** START OF EXERCISE MATERIALS **
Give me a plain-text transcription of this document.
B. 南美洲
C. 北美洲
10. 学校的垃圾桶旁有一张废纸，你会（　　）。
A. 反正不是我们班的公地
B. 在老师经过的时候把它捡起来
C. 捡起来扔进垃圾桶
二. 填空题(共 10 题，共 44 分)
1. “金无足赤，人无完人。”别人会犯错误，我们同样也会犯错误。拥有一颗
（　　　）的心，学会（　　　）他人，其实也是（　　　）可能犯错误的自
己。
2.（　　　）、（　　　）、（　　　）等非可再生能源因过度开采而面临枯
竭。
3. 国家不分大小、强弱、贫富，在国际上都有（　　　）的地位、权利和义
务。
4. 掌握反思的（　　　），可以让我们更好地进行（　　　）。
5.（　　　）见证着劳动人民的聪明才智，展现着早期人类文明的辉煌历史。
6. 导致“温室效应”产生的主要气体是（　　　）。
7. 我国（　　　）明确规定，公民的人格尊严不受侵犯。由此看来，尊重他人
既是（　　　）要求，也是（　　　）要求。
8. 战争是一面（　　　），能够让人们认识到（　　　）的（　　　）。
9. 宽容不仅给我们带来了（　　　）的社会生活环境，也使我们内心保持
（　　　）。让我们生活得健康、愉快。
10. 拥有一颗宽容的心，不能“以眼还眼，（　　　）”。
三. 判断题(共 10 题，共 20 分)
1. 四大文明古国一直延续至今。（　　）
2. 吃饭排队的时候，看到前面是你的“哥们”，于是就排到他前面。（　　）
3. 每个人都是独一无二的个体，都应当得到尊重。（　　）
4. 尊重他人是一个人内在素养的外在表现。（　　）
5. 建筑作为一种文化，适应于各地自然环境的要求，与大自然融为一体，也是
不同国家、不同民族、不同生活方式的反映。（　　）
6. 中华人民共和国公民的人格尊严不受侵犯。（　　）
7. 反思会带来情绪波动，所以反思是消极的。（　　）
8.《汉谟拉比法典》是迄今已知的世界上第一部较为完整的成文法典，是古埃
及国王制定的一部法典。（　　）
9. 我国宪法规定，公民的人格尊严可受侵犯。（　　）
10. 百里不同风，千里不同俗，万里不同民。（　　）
** END OF EXERCISE MATERIALS **
** START OF EXERCISE MATERIALS **
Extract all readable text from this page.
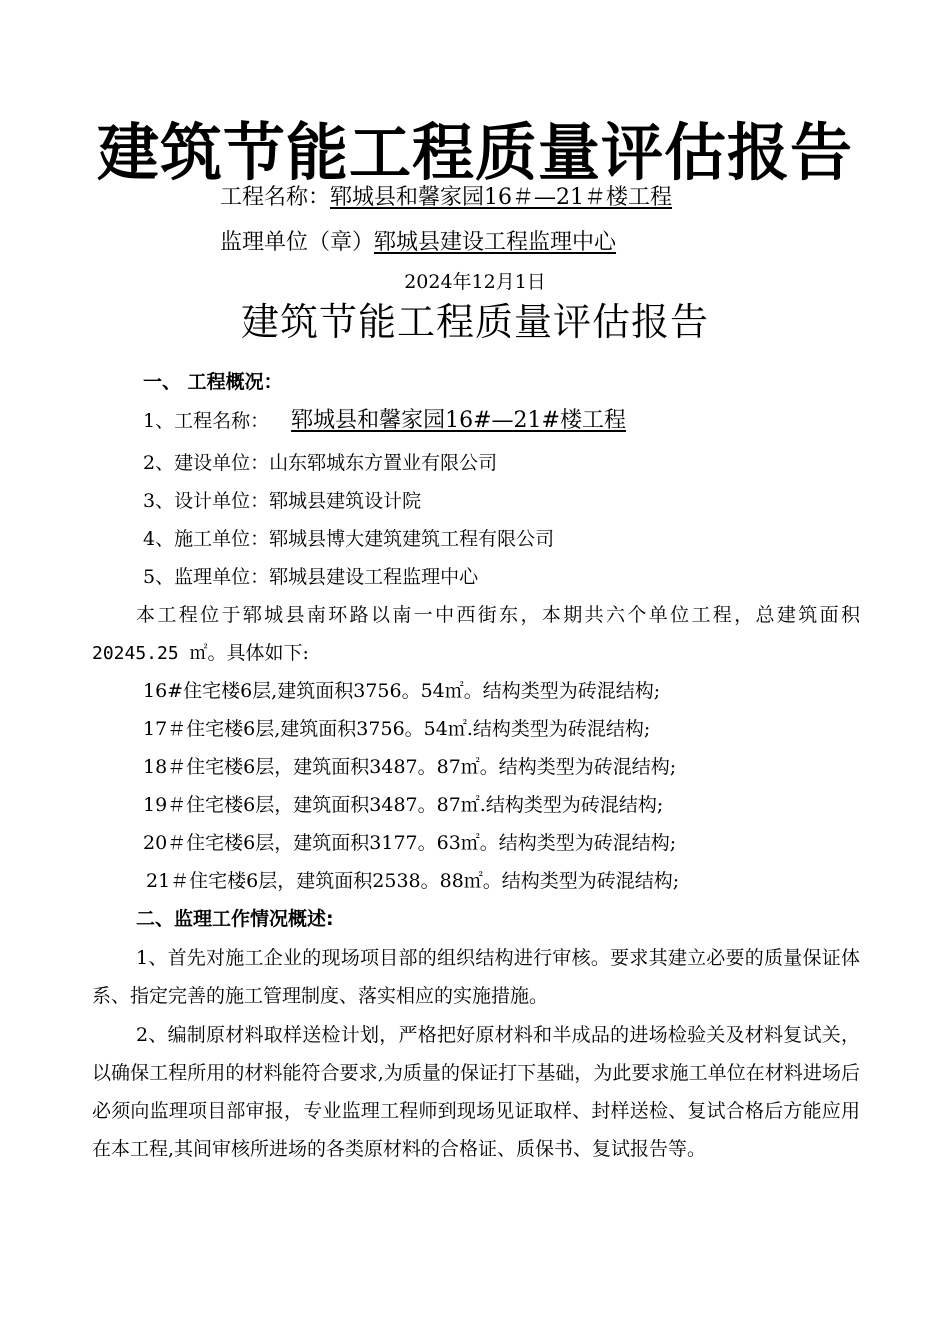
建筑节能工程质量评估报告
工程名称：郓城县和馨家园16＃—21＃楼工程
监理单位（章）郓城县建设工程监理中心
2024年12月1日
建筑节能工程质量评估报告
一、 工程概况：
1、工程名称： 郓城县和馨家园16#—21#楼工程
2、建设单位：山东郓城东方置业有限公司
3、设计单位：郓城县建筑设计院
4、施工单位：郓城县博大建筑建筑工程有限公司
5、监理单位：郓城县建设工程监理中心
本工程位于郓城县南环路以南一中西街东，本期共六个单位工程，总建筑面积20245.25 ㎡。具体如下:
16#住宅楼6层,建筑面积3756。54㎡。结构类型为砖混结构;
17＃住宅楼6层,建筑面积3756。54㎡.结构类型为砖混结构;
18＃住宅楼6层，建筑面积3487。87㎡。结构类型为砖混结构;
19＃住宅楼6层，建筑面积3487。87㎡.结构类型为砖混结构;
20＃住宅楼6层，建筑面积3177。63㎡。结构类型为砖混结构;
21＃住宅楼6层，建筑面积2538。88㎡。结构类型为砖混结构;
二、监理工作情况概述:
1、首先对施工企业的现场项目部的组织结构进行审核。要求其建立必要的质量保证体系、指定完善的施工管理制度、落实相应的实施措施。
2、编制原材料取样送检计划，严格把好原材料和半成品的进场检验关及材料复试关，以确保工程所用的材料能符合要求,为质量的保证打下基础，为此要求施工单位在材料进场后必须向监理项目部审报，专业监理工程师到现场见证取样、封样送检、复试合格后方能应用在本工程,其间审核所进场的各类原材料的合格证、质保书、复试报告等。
** END OF EXERCISE MATERIALS **
Copy out every line in the entries above that holds "工程名称".

工程名称：郓城县和馨家园16＃—21＃楼工程
1、工程名称： 郓城县和馨家园16#—21#楼工程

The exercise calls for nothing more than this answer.